Print the full listing exactly.

───

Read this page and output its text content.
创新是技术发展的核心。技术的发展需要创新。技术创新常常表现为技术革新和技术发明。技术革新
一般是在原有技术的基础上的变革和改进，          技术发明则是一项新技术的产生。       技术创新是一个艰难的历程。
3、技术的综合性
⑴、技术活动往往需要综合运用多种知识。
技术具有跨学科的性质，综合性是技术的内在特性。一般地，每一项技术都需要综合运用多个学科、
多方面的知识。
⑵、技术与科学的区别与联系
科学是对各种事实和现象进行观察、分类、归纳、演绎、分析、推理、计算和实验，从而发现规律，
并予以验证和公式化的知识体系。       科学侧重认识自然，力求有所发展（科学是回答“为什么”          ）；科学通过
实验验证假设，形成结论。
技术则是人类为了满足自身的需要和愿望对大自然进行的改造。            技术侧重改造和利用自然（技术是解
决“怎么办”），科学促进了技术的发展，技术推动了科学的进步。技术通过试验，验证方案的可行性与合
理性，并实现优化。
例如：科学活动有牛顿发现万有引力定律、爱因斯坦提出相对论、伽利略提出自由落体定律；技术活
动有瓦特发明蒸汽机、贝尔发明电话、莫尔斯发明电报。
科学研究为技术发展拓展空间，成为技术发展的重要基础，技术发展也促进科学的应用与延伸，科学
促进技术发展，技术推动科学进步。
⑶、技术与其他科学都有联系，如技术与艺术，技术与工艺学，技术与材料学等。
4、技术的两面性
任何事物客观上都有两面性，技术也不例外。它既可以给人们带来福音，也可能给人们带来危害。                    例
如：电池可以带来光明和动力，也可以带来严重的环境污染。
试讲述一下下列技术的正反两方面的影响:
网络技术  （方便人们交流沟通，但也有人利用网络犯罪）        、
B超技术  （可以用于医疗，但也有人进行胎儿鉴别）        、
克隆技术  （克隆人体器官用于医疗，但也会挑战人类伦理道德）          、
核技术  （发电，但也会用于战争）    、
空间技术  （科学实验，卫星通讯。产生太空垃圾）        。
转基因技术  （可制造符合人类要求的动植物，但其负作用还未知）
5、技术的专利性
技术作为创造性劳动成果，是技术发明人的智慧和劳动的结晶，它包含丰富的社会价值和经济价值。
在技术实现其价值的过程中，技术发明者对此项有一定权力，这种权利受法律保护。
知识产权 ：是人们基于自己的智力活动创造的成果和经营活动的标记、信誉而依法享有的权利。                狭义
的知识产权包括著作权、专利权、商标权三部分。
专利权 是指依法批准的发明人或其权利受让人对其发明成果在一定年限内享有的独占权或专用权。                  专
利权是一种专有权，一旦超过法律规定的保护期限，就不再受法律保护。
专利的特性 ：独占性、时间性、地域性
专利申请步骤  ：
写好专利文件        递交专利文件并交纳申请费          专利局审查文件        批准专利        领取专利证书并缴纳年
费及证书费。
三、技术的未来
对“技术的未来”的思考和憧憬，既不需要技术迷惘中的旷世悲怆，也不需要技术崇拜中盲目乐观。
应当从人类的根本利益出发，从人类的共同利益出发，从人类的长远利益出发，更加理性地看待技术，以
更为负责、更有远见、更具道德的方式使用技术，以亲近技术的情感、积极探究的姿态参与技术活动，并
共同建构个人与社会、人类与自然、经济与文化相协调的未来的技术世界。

───

SOLUTION TO THIS PROBLEM:
Read this page and output its text content.
创新是技术发展的核心。技术的发展需要创新。技术创新常常表现为技术革新和技术发明。技术革新
一般是在原有技术的基础上的变革和改进，          技术发明则是一项新技术的产生。       技术创新是一个艰难的历程。
3、技术的综合性
⑴、技术活动往往需要综合运用多种知识。
技术具有跨学科的性质，综合性是技术的内在特性。一般地，每一项技术都需要综合运用多个学科、
多方面的知识。
⑵、技术与科学的区别与联系
科学是对各种事实和现象进行观察、分类、归纳、演绎、分析、推理、计算和实验，从而发现规律，
并予以验证和公式化的知识体系。       科学侧重认识自然，力求有所发展（科学是回答“为什么”          ）；科学通过
实验验证假设，形成结论。
技术则是人类为了满足自身的需要和愿望对大自然进行的改造。            技术侧重改造和利用自然（技术是解
决“怎么办”），科学促进了技术的发展，技术推动了科学的进步。技术通过试验，验证方案的可行性与合
理性，并实现优化。
例如：科学活动有牛顿发现万有引力定律、爱因斯坦提出相对论、伽利略提出自由落体定律；技术活
动有瓦特发明蒸汽机、贝尔发明电话、莫尔斯发明电报。
科学研究为技术发展拓展空间，成为技术发展的重要基础，技术发展也促进科学的应用与延伸，科学
促进技术发展，技术推动科学进步。
⑶、技术与其他科学都有联系，如技术与艺术，技术与工艺学，技术与材料学等。
4、技术的两面性
任何事物客观上都有两面性，技术也不例外。它既可以给人们带来福音，也可能给人们带来危害。                    例
如：电池可以带来光明和动力，也可以带来严重的环境污染。
试讲述一下下列技术的正反两方面的影响:
网络技术  （方便人们交流沟通，但也有人利用网络犯罪）        、
B超技术  （可以用于医疗，但也有人进行胎儿鉴别）        、
克隆技术  （克隆人体器官用于医疗，但也会挑战人类伦理道德）          、
核技术  （发电，但也会用于战争）    、
空间技术  （科学实验，卫星通讯。产生太空垃圾）        。
转基因技术  （可制造符合人类要求的动植物，但其负作用还未知）
5、技术的专利性
技术作为创造性劳动成果，是技术发明人的智慧和劳动的结晶，它包含丰富的社会价值和经济价值。
在技术实现其价值的过程中，技术发明者对此项有一定权力，这种权利受法律保护。
知识产权 ：是人们基于自己的智力活动创造的成果和经营活动的标记、信誉而依法享有的权利。                狭义
的知识产权包括著作权、专利权、商标权三部分。
专利权 是指依法批准的发明人或其权利受让人对其发明成果在一定年限内享有的独占权或专用权。                  专
利权是一种专有权，一旦超过法律规定的保护期限，就不再受法律保护。
专利的特性 ：独占性、时间性、地域性
专利申请步骤  ：
写好专利文件        递交专利文件并交纳申请费          专利局审查文件        批准专利        领取专利证书并缴纳年
费及证书费。
三、技术的未来
对“技术的未来”的思考和憧憬，既不需要技术迷惘中的旷世悲怆，也不需要技术崇拜中盲目乐观。
应当从人类的根本利益出发，从人类的共同利益出发，从人类的长远利益出发，更加理性地看待技术，以
更为负责、更有远见、更具道德的方式使用技术，以亲近技术的情感、积极探究的姿态参与技术活动，并
共同建构个人与社会、人类与自然、经济与文化相协调的未来的技术世界。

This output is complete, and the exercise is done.